■ **Texto de referência**
O livro "Marx no fliperama" é provocador. Mostra o universo dos jogos eletrónicos como palco de um intensa luta de classes e como os trabalhadores que os produzem se organizam na luta por direitos. E até na construção de seus sentidos está a crescer o desafio ao realismo capitalista. Por Rafael Grohmann.
Capa do livro Marx no Fliperama.
Capa do livro Marx no Fliperama.

Porque é que um jogador se deveria interessar pelo marxismo? E porque é que os marxistas se deveriam interessar por games? Jamie Woodcock, neste Marx no Fliperama, busca aproximar esses dois universos, de modo a resolver alguns mal-entendidos. Por um lado, parte da esquerda anticapitalista considera os games como algo menor – como se eles não tivessem nada a ver com luta de classes e exploração do trabalho. Por outro, as imagens hegemónicas do mundo dos games – de raça, género, sexualidade e ideologias – fazem parecer alucinação alguém – e um livro – declarar-se abertamente, ao mesmo tempo, gamer e marxista.

Os games são parte importante dos processos de produção, circulação e consumo inscritos no modo de produção capitalista, mas também nos podem servir para imaginar outros tipos de sociedade para além de um realismo capitalista (Fisher, 2011). Woodcock cita algumas vezes Raymond Williams (2017) e Stuart Hall (2003) para inscrever os jogos no circuito da cultura, enquanto formas culturais, incluindo questões de trabalho e representações.

■ **Material de apoio**
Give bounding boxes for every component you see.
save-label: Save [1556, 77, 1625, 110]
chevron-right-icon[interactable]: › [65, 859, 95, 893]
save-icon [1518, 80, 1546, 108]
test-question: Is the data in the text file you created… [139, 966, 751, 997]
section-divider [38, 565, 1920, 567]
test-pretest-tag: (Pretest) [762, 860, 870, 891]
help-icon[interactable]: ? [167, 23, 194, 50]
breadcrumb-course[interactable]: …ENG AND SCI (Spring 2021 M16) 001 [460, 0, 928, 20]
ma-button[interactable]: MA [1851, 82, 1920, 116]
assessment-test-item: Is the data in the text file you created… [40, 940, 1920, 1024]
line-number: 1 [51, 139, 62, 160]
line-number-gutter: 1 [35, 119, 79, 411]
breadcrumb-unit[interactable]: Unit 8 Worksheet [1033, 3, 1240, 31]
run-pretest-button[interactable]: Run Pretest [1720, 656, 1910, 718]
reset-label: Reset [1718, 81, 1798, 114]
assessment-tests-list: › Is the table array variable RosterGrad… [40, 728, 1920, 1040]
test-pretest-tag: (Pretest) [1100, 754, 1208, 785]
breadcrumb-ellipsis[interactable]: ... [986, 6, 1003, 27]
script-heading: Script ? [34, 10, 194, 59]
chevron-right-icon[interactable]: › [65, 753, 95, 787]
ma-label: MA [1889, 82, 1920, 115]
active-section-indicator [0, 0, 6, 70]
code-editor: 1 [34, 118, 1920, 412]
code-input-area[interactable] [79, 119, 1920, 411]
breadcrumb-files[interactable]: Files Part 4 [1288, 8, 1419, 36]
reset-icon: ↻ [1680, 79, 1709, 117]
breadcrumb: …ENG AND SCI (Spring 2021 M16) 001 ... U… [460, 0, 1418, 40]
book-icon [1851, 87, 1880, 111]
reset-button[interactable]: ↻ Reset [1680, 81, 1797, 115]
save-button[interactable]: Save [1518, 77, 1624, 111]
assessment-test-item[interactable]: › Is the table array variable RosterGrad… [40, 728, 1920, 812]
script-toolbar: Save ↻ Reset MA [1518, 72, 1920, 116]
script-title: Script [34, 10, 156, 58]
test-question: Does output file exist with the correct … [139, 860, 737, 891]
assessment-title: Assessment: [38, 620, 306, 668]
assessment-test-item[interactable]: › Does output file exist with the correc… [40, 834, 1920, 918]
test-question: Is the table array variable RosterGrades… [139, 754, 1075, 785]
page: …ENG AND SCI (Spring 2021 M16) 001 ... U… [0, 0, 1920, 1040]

■ **Instruções**
Transcreva, sem qualquer alteração, o trecho do texto sobre o livro Marx no Fliperama que começa em "Porque é que um" e segue até "gamer e marxista.". Os registos são dispensáveis para realizar o que se pede.

■ **Resposta**
Porque é que um jogador se deveria interessar pelo marxismo? E porque é que os marxistas se deveriam interessar por games? Jamie Woodcock, neste Marx no Fliperama, busca aproximar esses dois universos, de modo a resolver alguns mal-entendidos. Por um lado, parte da esquerda anticapitalista considera os games como algo menor – como se eles não tivessem nada a ver com luta de classes e exploração do trabalho. Por outro, as imagens hegemónicas do mundo dos games – de raça, género, sexualidade e ideologias – fazem parecer alucinação alguém – e um livro – declarar-se abertamente, ao mesmo tempo, gamer e marxista.